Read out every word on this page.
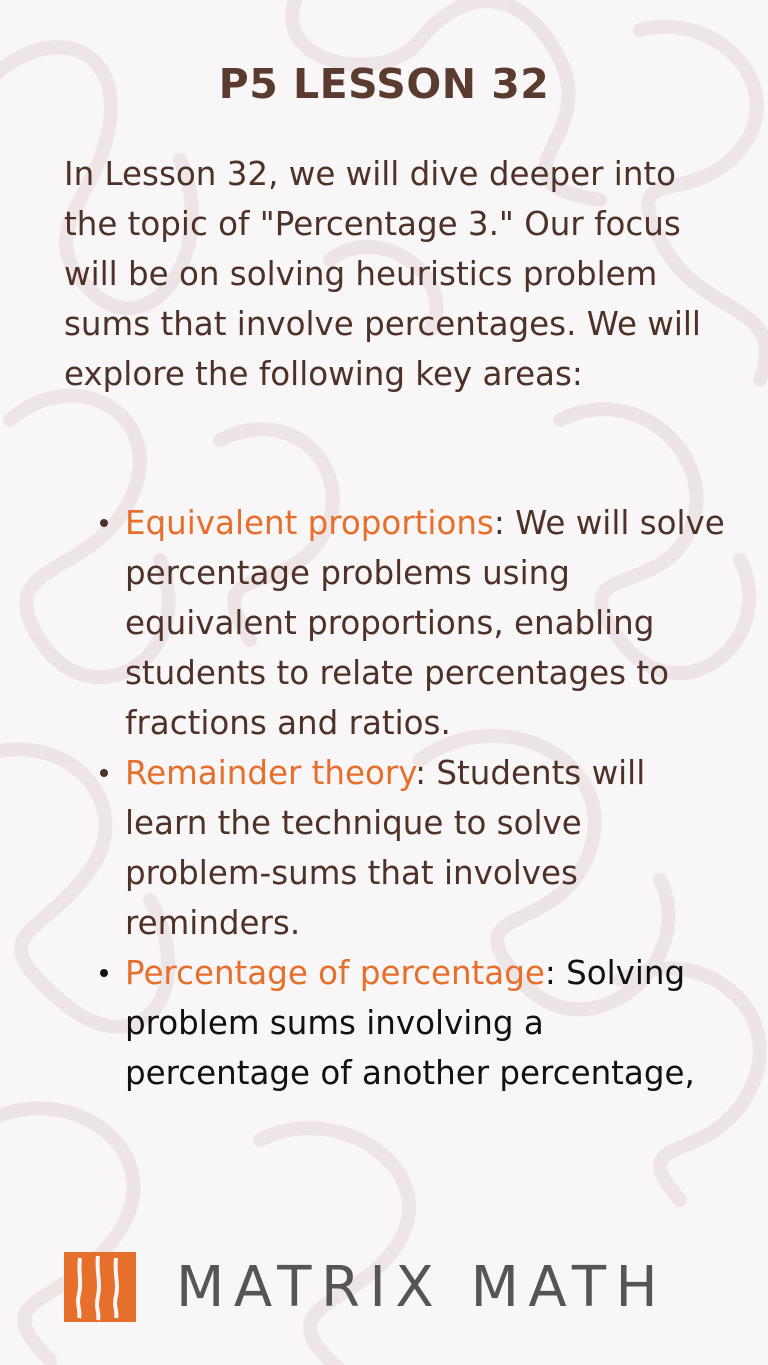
P5 LESSON 32

In Lesson 32, we will dive deeper into the topic of "Percentage 3." Our focus will be on solving heuristics problem sums that involve percentages. We will explore the following key areas:

Equivalent proportions: We will solve percentage problems using equivalent proportions, enabling students to relate percentages to fractions and ratios.
Remainder theory: Students will learn the technique to solve problem-sums that involves reminders.
Percentage of percentage: Solving problem sums involving a percentage of another percentage,
MATRIX MATH
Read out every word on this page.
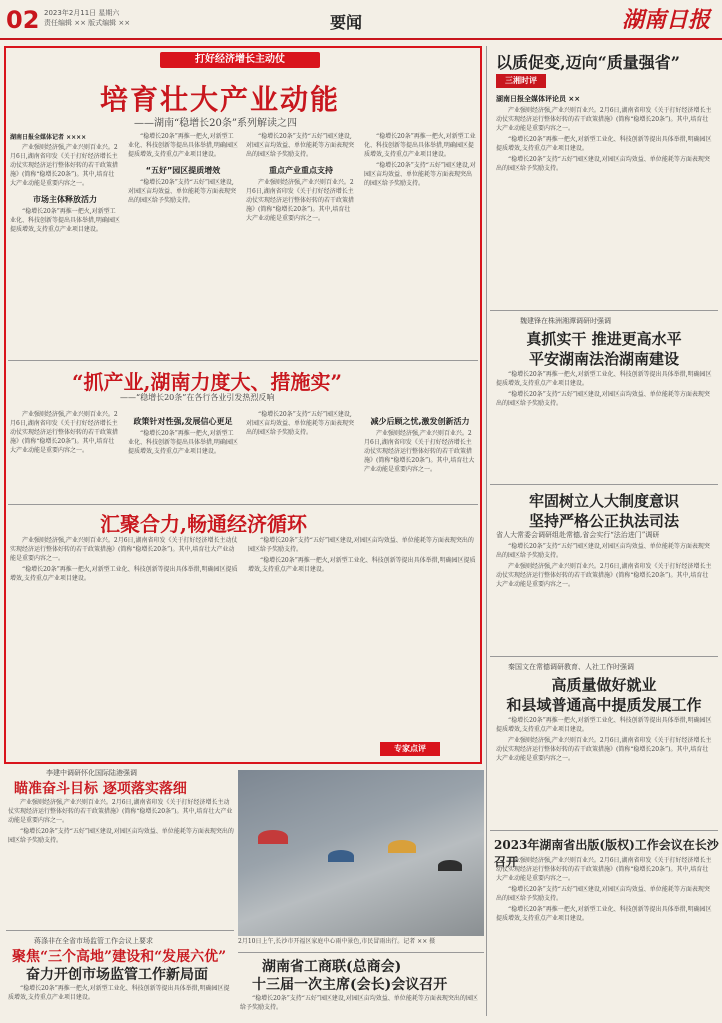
02 2023年2月11日 星期六
责任编辑 ×× 版式编辑 ××	要闻	湖南日报
打好经济增长主动仗
培育壮大产业动能
——湖南“稳增长20条”系列解读之四

湖南日报全媒体记者 ××××

产业强则经济强,产业兴则百业兴。2月6日,湖南省印发《关于打好经济增长主动仗实现经济运行整体好转的若干政策措施》(简称“稳增长20条”)。其中,培育壮大产业动能是重要内容之一。

市场主体释放活力

“稳增长20条”再推一把火,对新型工业化、科技创新等提出具体举措,明确园区提质增效,支持重点产业项目建设。

“稳增长20条”再推一把火,对新型工业化、科技创新等提出具体举措,明确园区提质增效,支持重点产业项目建设。

“五好”园区提质增效

“稳增长20条”支持“五好”园区建设,对园区亩均效益、单位能耗等方面表现突出的园区给予奖励支持。

“稳增长20条”支持“五好”园区建设,对园区亩均效益、单位能耗等方面表现突出的园区给予奖励支持。

重点产业重点支持

产业强则经济强,产业兴则百业兴。2月6日,湖南省印发《关于打好经济增长主动仗实现经济运行整体好转的若干政策措施》(简称“稳增长20条”)。其中,培育壮大产业动能是重要内容之一。

“稳增长20条”再推一把火,对新型工业化、科技创新等提出具体举措,明确园区提质增效,支持重点产业项目建设。

“稳增长20条”支持“五好”园区建设,对园区亩均效益、单位能耗等方面表现突出的园区给予奖励支持。

“抓产业,湖南力度大、措施实”
——“稳增长20条”在各行各业引发热烈反响

产业强则经济强,产业兴则百业兴。2月6日,湖南省印发《关于打好经济增长主动仗实现经济运行整体好转的若干政策措施》(简称“稳增长20条”)。其中,培育壮大产业动能是重要内容之一。

政策针对性强,发展信心更足

“稳增长20条”再推一把火,对新型工业化、科技创新等提出具体举措,明确园区提质增效,支持重点产业项目建设。

“稳增长20条”支持“五好”园区建设,对园区亩均效益、单位能耗等方面表现突出的园区给予奖励支持。

减少后顾之忧,激发创新活力

产业强则经济强,产业兴则百业兴。2月6日,湖南省印发《关于打好经济增长主动仗实现经济运行整体好转的若干政策措施》(简称“稳增长20条”)。其中,培育壮大产业动能是重要内容之一。

汇聚合力,畅通经济循环

产业强则经济强,产业兴则百业兴。2月6日,湖南省印发《关于打好经济增长主动仗实现经济运行整体好转的若干政策措施》(简称“稳增长20条”)。其中,培育壮大产业动能是重要内容之一。

“稳增长20条”再推一把火,对新型工业化、科技创新等提出具体举措,明确园区提质增效,支持重点产业项目建设。

“稳增长20条”支持“五好”园区建设,对园区亩均效益、单位能耗等方面表现突出的园区给予奖励支持。

“稳增长20条”再推一把火,对新型工业化、科技创新等提出具体举措,明确园区提质增效,支持重点产业项目建设。

专家点评
以质促变,迈向“质量强省”
三湘时评
湖南日报全媒体评论员 ××

产业强则经济强,产业兴则百业兴。2月6日,湖南省印发《关于打好经济增长主动仗实现经济运行整体好转的若干政策措施》(简称“稳增长20条”)。其中,培育壮大产业动能是重要内容之一。

“稳增长20条”再推一把火,对新型工业化、科技创新等提出具体举措,明确园区提质增效,支持重点产业项目建设。

“稳增长20条”支持“五好”园区建设,对园区亩均效益、单位能耗等方面表现突出的园区给予奖励支持。

魏建锋在株洲湘潭调研时强调
真抓实干 推进更高水平
平安湖南法治湖南建设

“稳增长20条”再推一把火,对新型工业化、科技创新等提出具体举措,明确园区提质增效,支持重点产业项目建设。

“稳增长20条”支持“五好”园区建设,对园区亩均效益、单位能耗等方面表现突出的园区给予奖励支持。

牢固树立人大制度意识
坚持严格公正执法司法
省人大常委会调研组赴常德,省会实行“法治进门”调研

“稳增长20条”支持“五好”园区建设,对园区亩均效益、单位能耗等方面表现突出的园区给予奖励支持。

产业强则经济强,产业兴则百业兴。2月6日,湖南省印发《关于打好经济增长主动仗实现经济运行整体好转的若干政策措施》(简称“稳增长20条”)。其中,培育壮大产业动能是重要内容之一。

秦国文在常德调研教育、人社工作时强调
高质量做好就业
和县域普通高中提质发展工作

“稳增长20条”再推一把火,对新型工业化、科技创新等提出具体举措,明确园区提质增效,支持重点产业项目建设。

产业强则经济强,产业兴则百业兴。2月6日,湖南省印发《关于打好经济增长主动仗实现经济运行整体好转的若干政策措施》(简称“稳增长20条”)。其中,培育壮大产业动能是重要内容之一。

2023年湖南省出版(版权)工作会议在长沙召开

产业强则经济强,产业兴则百业兴。2月6日,湖南省印发《关于打好经济增长主动仗实现经济运行整体好转的若干政策措施》(简称“稳增长20条”)。其中,培育壮大产业动能是重要内容之一。

“稳增长20条”支持“五好”园区建设,对园区亩均效益、单位能耗等方面表现突出的园区给予奖励支持。

“稳增长20条”再推一把火,对新型工业化、科技创新等提出具体举措,明确园区提质增效,支持重点产业项目建设。

李建中调研怀化国际陆港强调
瞄准奋斗目标 逐项落实落细

产业强则经济强,产业兴则百业兴。2月6日,湖南省印发《关于打好经济增长主动仗实现经济运行整体好转的若干政策措施》(简称“稳增长20条”)。其中,培育壮大产业动能是重要内容之一。

“稳增长20条”支持“五好”园区建设,对园区亩均效益、单位能耗等方面表现突出的园区给予奖励支持。

蒋涤非在全省市场监管工作会议上要求
聚焦“三个高地”建设和“发展六优”
奋力开创市场监管工作新局面

“稳增长20条”再推一把火,对新型工业化、科技创新等提出具体举措,明确园区提质增效,支持重点产业项目建设。

2月10日上午,长沙市开福区家庭中心雨中景色,市民冒雨出行。记者 ×× 摄
湖南省工商联(总商会)
十三届一次主席(会长)会议召开

“稳增长20条”支持“五好”园区建设,对园区亩均效益、单位能耗等方面表现突出的园区给予奖励支持。
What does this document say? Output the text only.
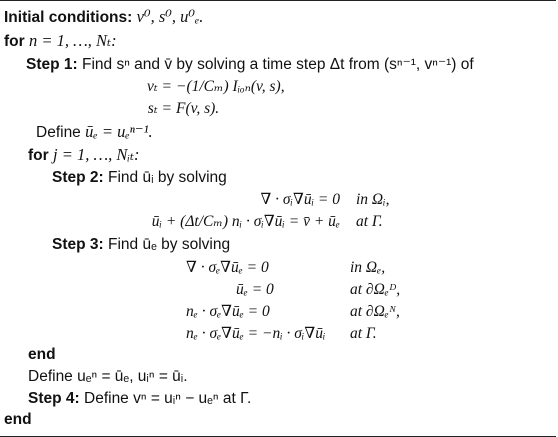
Initial conditions: v⁰, s⁰, u⁰ₑ.
for n = 1, …, Nₜ:
Step 1: Find sⁿ and v̄ by solving a time step Δt from (sⁿ⁻¹, vⁿ⁻¹) of
vₜ = −(1/Cₘ) Iᵢₒₙ(v, s),
sₜ = F(v, s).
Define ūₑ = uₑⁿ⁻¹.
for j = 1, …, Nᵢₜ:
Step 2: Find ūᵢ by solving
∇ · σᵢ∇ūᵢ = 0 in Ωᵢ,
ūᵢ + (Δt/Cₘ) nᵢ · σᵢ∇ūᵢ = v̄ + ūₑ at Γ.
Step 3: Find ūₑ by solving
∇ · σₑ∇ūₑ = 0	in Ωₑ,
ūₑ = 0	at ∂Ωₑᴰ,
nₑ · σₑ∇ūₑ = 0	at ∂Ωₑᴺ,
nₑ · σₑ∇ūₑ = −nᵢ · σᵢ∇ūᵢ at Γ.
end
Define uₑⁿ = ūₑ, uᵢⁿ = ūᵢ.
Step 4: Define vⁿ = uᵢⁿ − uₑⁿ at Γ.
end
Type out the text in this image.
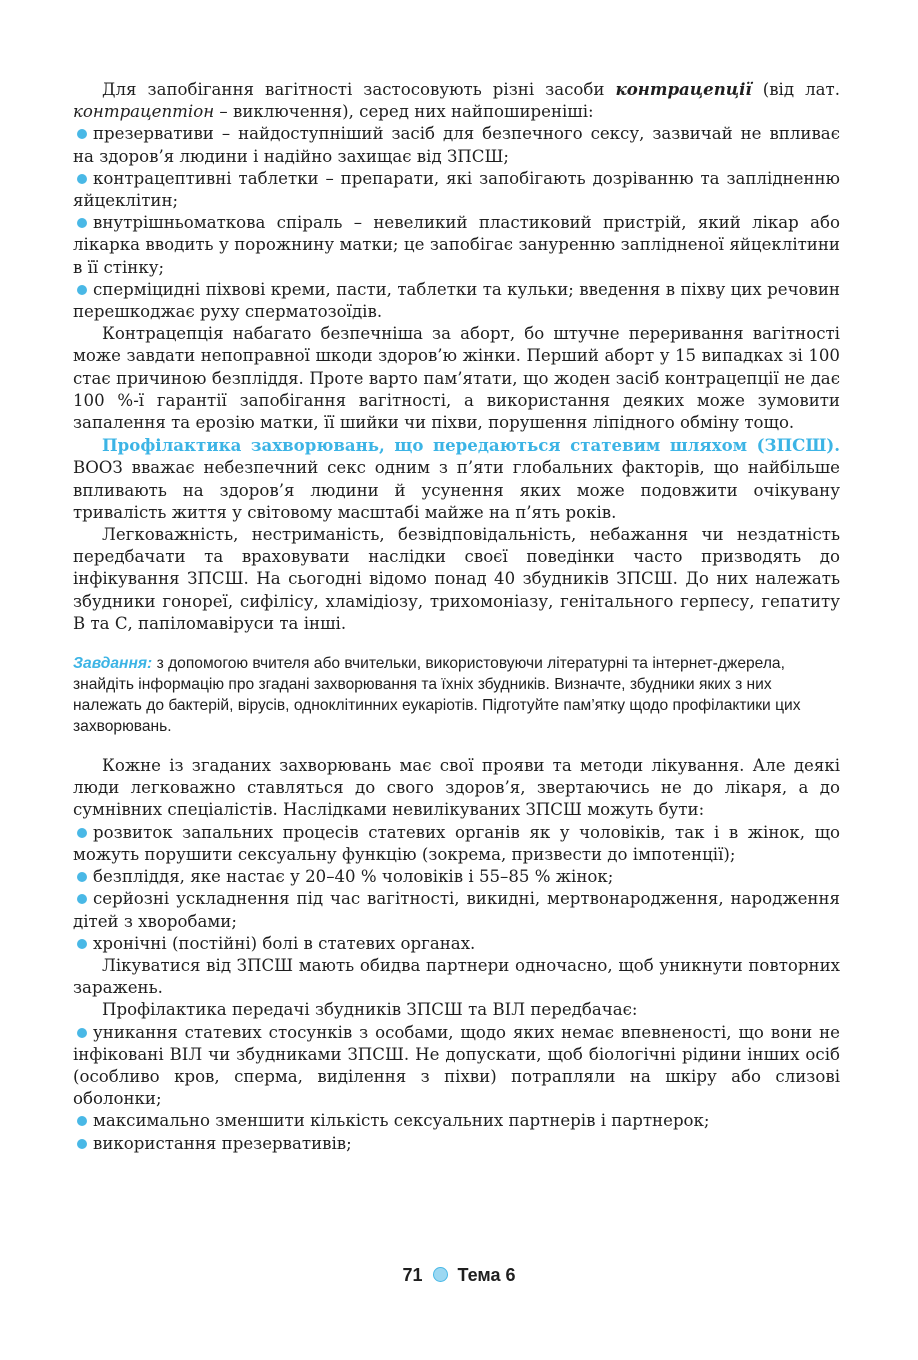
Для запобігання вагітності застосовують різні засоби контрацепції (від лат. контрацептіон – виключення), серед них найпоширеніші:

презервативи – найдоступніший засіб для безпечного сексу, зазвичай не впливає на здоров’я людини і надійно захищає від ЗПСШ;

контрацептивні таблетки – препарати, які запобігають дозріванню та заплідненню яйцеклітин;

внутрішньоматкова спіраль – невеликий пластиковий пристрій, який лікар або лікарка вводить у порожнину матки; це запобігає зануренню заплідненої яйцеклітини в її стінку;

сперміцидні піхвові креми, пасти, таблетки та кульки; введення в піхву цих речовин перешкоджає руху сперматозоїдів.

Контрацепція набагато безпечніша за аборт, бо штучне переривання вагітності може завдати непоправної шкоди здоров’ю жінки. Перший аборт у 15 випадках зі 100 стає причиною безпліддя. Проте варто пам’ятати, що жоден засіб контрацепції не дає 100 %-ї гарантії запобігання вагітності, а використання деяких може зумовити запалення та ерозію матки, її шийки чи піхви, порушення ліпідного обміну тощо.

Профілактика захворювань, що передаються статевим шляхом (ЗПСШ). ВООЗ вважає небезпечний секс одним з п’яти глобальних факторів, що найбільше впливають на здоров’я людини й усунення яких може подовжити очікувану тривалість життя у світовому масштабі майже на п’ять років.

Легковажність, нестриманість, безвідповідальність, небажання чи нездатність передбачати та враховувати наслідки своєї поведінки часто призводять до інфікування ЗПСШ. На сьогодні відомо понад 40 збудників ЗПСШ. До них належать збудники гонореї, сифілісу, хламідіозу, трихомоніазу, генітального герпесу, гепатиту В та С, папіломавіруси та інші.

Завдання: з допомогою вчителя або вчительки, використовуючи літературні та інтернет-джерела, знайдіть інформацію про згадані захворювання та їхніх збудників. Визначте, збудники яких з них належать до бактерій, вірусів, одноклітинних еукаріотів. Підготуйте пам’ятку щодо профілактики цих захворювань.

Кожне із згаданих захворювань має свої прояви та методи лікування. Але деякі люди легковажно ставляться до свого здоров’я, звертаючись не до лікаря, а до сумнівних спеціалістів. Наслідками невилікуваних ЗПСШ можуть бути:

розвиток запальних процесів статевих органів як у чоловіків, так і в жінок, що можуть порушити сексуальну функцію (зокрема, призвести до імпотенції);

безпліддя, яке настає у 20–40 % чоловіків і 55–85 % жінок;

серйозні ускладнення під час вагітності, викидні, мертвонародження, народження дітей з хворобами;

хронічні (постійні) болі в статевих органах.

Лікуватися від ЗПСШ мають обидва партнери одночасно, щоб уникнути повторних заражень.

Профілактика передачі збудників ЗПСШ та ВІЛ передбачає:

уникання статевих стосунків з особами, щодо яких немає впевненості, що вони не інфіковані ВІЛ чи збудниками ЗПСШ. Не допускати, щоб біологічні рідини інших осіб (особливо кров, сперма, виділення з піхви) потрапляли на шкіру або слизові оболонки;

максимально зменшити кількість сексуальних партнерів і партнерок;

використання презервативів;

71 Тема 6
• • •
In the listing, find all lines with the string "that" and copy them.

__Response to this task__:
In Lesson 32, we will dive deeper into the topic of "Percentage 3." Our focus will be on solving heuristics problem sums that involve percentages. We will explore the following key areas:
Remainder theory: Students will learn the technique to solve problem-sums that involves reminders.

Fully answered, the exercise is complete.